• Extrait source:
━━━━━━━━━━━━━━━━
Petit rappel des faits : Le 1er Janvier 2002, le standard du centre opérationnel départemental d'incendie et de secours (CODIS) reçoit un appel d'une jeune femme qui parle d'un incendie qui s'est déclaré dans son appartement. Son sapin aurait pris feu à cause de cierges « étincelants ». Paniquée, elle se trompe et parle de troisième étage alors qu'elle réside au deuxième. Trois minutes plus tard, le CODIS reçoit un deuxième appel de détresse, émanant de deux jeunes qui habitent au troisième étage de l'immeuble en feu. L'opératrice pense que l'appel provient du même appartement et ne transmet pas l'information aux pompiers qui agissent sur place. Jonathan, 17 ans et Delphine 19 ans trouvent la mort dans cet incendie.
Le Tribunal Correctionnel de Chambéry a pour charge de déterminer si la transmission de ce dernier appel aux pompiers, aurait permis d'éviter le drame.
━━━━━━━━━━━━━━━━
• Enregistrements fournis:
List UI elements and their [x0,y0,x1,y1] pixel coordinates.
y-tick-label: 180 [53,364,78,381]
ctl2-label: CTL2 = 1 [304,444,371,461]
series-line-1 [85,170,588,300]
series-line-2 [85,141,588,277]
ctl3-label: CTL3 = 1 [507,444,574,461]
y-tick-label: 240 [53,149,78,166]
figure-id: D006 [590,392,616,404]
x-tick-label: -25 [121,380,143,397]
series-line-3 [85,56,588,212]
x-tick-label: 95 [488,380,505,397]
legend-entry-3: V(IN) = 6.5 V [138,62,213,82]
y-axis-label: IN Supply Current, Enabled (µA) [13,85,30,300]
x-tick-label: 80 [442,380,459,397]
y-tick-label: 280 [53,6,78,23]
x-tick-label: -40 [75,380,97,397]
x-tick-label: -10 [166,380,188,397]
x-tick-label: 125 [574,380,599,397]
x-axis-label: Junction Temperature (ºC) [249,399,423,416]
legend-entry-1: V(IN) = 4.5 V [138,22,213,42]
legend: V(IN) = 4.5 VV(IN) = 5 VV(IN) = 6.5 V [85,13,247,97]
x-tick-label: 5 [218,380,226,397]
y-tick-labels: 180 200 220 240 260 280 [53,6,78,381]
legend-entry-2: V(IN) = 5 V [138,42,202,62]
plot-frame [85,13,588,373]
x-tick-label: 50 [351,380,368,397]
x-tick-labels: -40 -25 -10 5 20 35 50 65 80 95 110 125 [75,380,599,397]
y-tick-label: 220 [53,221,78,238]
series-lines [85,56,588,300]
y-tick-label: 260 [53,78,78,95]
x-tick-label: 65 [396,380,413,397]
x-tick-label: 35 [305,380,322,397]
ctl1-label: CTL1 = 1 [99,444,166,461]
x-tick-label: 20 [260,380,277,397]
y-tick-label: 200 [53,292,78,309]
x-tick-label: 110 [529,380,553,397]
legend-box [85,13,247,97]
━━━━━━━━━━━━━━━━
• Tâches à réaliser:
1 - Traduisez en anglais cette phrase de l'extrait source sur l'incendie : « L'opératrice pense que l'appel provient du même appartement et ne transmet pas l'information aux pompiers qui agissent sur place. »
2 - Poursuivez l'extrait source sur l'incendie du 1er janvier 2002 après sa dernière phrase.

• Réponses attendues:
1 - The operator thinks the call is coming from the same apartment and does not pass the information on to the firefighters working at the scene.

2 -
Pour l'instant, le Procureur de la République de Chambéry a requis la relaxe pour les sapeurs pompiers. Selon lui, le CODIS ne saurait être tenu pour responsable de la mort du jeune couple. Pour le procureur, même si la standardiste a fait une confusion entre différents appels émanant du même lieu, elle a tout de suite dirigé les sapeurs pompiers sur l'incendie et une intervention immédiate des pompiers n'auraient malheureusement pas permis de sauver ces deux jeunes gens.
Le jugement a été mis en délibéré et sera rendu le 21 septembre 2007.